__Aim of the exercise__. Scan each line of the records for the word "Aujourd" and extract the ones that have it.

__Material for the task__.
-*-*-
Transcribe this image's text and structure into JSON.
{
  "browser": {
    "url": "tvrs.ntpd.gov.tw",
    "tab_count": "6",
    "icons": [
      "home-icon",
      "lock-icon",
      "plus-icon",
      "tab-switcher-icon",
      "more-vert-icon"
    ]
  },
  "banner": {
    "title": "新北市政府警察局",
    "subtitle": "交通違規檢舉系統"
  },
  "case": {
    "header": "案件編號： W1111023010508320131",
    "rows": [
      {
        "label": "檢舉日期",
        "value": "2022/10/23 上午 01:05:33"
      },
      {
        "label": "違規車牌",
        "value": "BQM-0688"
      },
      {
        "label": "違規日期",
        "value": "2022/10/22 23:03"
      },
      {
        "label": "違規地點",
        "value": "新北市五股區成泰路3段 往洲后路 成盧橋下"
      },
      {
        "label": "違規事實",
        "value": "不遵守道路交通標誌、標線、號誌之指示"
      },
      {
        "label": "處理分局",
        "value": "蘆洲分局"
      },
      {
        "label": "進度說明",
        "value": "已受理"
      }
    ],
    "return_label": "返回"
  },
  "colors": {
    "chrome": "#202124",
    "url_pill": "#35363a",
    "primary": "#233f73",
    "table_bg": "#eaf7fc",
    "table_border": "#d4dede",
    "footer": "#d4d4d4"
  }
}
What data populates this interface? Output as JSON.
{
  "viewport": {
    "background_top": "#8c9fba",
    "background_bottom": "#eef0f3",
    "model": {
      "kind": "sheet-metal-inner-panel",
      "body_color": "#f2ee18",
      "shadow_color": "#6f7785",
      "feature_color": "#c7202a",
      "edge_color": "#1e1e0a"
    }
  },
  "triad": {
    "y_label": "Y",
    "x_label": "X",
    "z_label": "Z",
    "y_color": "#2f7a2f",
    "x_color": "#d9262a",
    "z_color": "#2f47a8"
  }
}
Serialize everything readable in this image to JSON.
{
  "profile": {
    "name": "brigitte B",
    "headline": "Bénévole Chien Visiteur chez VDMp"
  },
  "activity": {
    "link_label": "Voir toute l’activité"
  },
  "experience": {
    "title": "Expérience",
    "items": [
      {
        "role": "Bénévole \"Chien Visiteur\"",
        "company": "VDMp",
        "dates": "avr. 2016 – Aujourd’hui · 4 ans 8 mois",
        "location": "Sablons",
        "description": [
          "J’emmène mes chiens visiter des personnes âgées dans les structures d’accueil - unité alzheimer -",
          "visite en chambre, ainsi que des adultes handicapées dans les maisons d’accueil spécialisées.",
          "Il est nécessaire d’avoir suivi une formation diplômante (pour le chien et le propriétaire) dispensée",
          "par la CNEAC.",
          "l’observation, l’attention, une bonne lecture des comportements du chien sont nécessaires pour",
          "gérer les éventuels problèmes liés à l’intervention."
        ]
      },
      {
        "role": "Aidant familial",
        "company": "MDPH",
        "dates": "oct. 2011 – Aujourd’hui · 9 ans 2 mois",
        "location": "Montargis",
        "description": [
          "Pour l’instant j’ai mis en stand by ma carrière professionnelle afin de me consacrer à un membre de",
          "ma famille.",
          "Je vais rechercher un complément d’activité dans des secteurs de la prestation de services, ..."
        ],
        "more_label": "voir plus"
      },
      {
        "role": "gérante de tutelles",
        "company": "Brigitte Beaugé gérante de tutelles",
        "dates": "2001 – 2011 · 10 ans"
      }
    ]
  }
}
-*-*-
__Reply__.
        "dates": "avr. 2016 – Aujourd’hui · 4 ans 8 mois",
        "dates": "oct. 2011 – Aujourd’hui · 9 ans 2 mois",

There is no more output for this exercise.